**** Exercise materials ****

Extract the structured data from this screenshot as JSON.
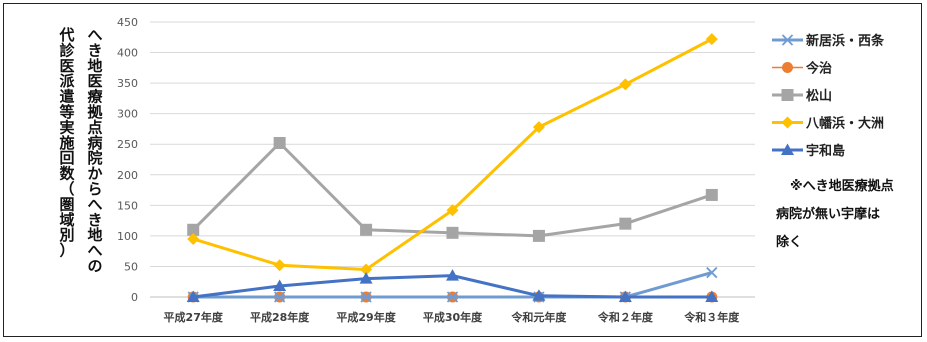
{
  "chart_data": {
    "type": "line",
    "title": "",
    "ylabel_lines": [
      "へき地医療拠点病院からへき地への",
      "代診医派遣等実施回数（圏域別）"
    ],
    "categories": [
      "平成27年度",
      "平成28年度",
      "平成29年度",
      "平成30年度",
      "令和元年度",
      "令和２年度",
      "令和３年度"
    ],
    "ylim": [
      0,
      450
    ],
    "yticks": [
      "0",
      "50",
      "100",
      "150",
      "200",
      "250",
      "300",
      "350",
      "400",
      "450"
    ],
    "grid": true,
    "legend_position": "right",
    "series": [
      {
        "name": "新居浜・西条",
        "color": "#6f9bd1",
        "marker": "x",
        "values": [
          0,
          0,
          0,
          0,
          0,
          0,
          40
        ]
      },
      {
        "name": "今治",
        "color": "#ed7d31",
        "marker": "circle",
        "values": [
          0,
          0,
          0,
          0,
          0,
          0,
          0
        ]
      },
      {
        "name": "松山",
        "color": "#a5a5a5",
        "marker": "square",
        "values": [
          110,
          252,
          110,
          105,
          100,
          120,
          167
        ]
      },
      {
        "name": "八幡浜・大洲",
        "color": "#ffc000",
        "marker": "diamond",
        "values": [
          95,
          52,
          45,
          142,
          278,
          348,
          422
        ]
      },
      {
        "name": "宇和島",
        "color": "#4472c4",
        "marker": "triangle",
        "values": [
          0,
          18,
          30,
          35,
          2,
          0,
          0
        ]
      }
    ],
    "note_lines": [
      "※へき地医療拠点",
      "病院が無い宇摩は",
      "除く"
    ]
  }
}
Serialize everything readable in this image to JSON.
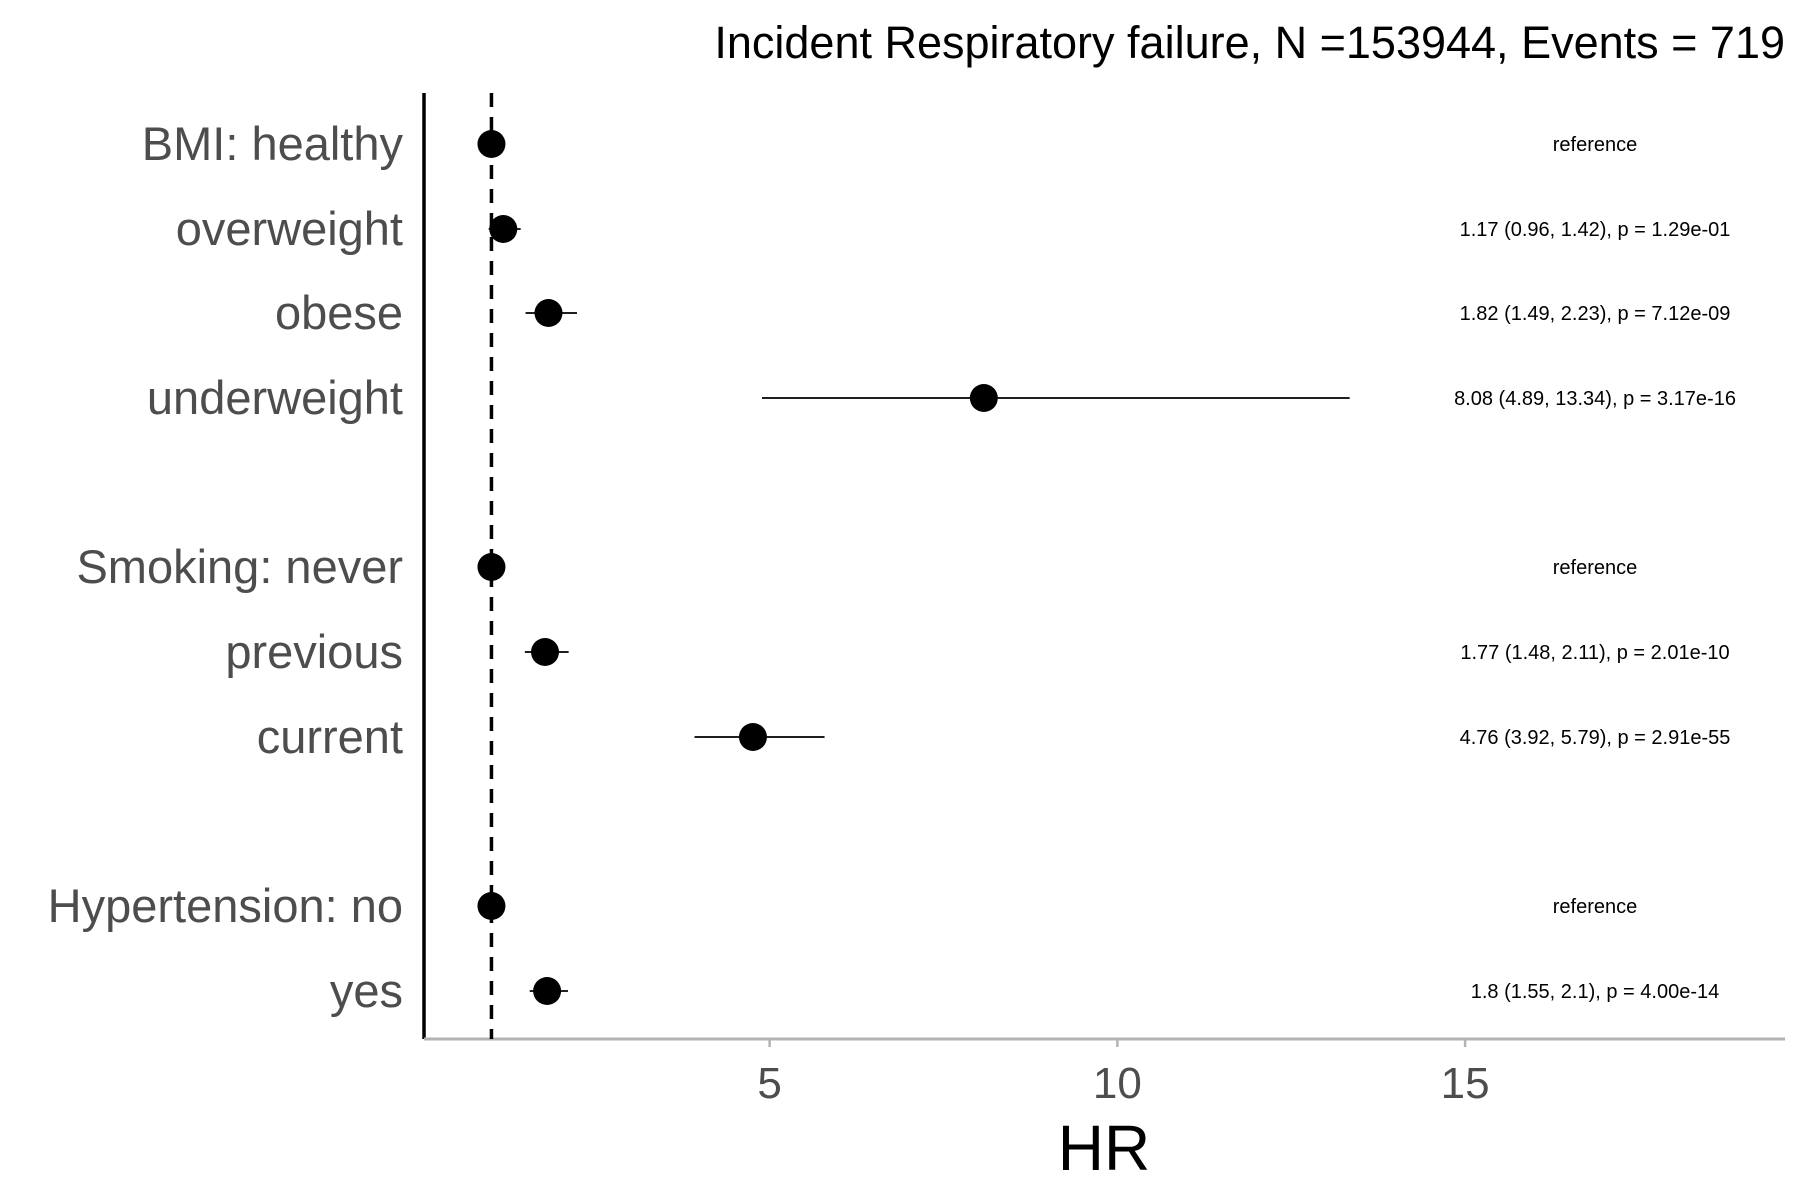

****

Set down all the data again exactly as above, pictures excluded.

The response:
Extract the structured data from this screenshot as JSON.
{
  "chart_data": {
    "type": "line",
    "title": "",
    "ylabel_lines": [
      "へき地医療拠点病院からへき地への",
      "代診医派遣等実施回数（圏域別）"
    ],
    "categories": [
      "平成27年度",
      "平成28年度",
      "平成29年度",
      "平成30年度",
      "令和元年度",
      "令和２年度",
      "令和３年度"
    ],
    "ylim": [
      0,
      450
    ],
    "yticks": [
      "0",
      "50",
      "100",
      "150",
      "200",
      "250",
      "300",
      "350",
      "400",
      "450"
    ],
    "grid": true,
    "legend_position": "right",
    "series": [
      {
        "name": "新居浜・西条",
        "color": "#6f9bd1",
        "marker": "x",
        "values": [
          0,
          0,
          0,
          0,
          0,
          0,
          40
        ]
      },
      {
        "name": "今治",
        "color": "#ed7d31",
        "marker": "circle",
        "values": [
          0,
          0,
          0,
          0,
          0,
          0,
          0
        ]
      },
      {
        "name": "松山",
        "color": "#a5a5a5",
        "marker": "square",
        "values": [
          110,
          252,
          110,
          105,
          100,
          120,
          167
        ]
      },
      {
        "name": "八幡浜・大洲",
        "color": "#ffc000",
        "marker": "diamond",
        "values": [
          95,
          52,
          45,
          142,
          278,
          348,
          422
        ]
      },
      {
        "name": "宇和島",
        "color": "#4472c4",
        "marker": "triangle",
        "values": [
          0,
          18,
          30,
          35,
          2,
          0,
          0
        ]
      }
    ],
    "note_lines": [
      "※へき地医療拠点",
      "病院が無い宇摩は",
      "除く"
    ]
  }
}
Serialize everything readable in this image to JSON.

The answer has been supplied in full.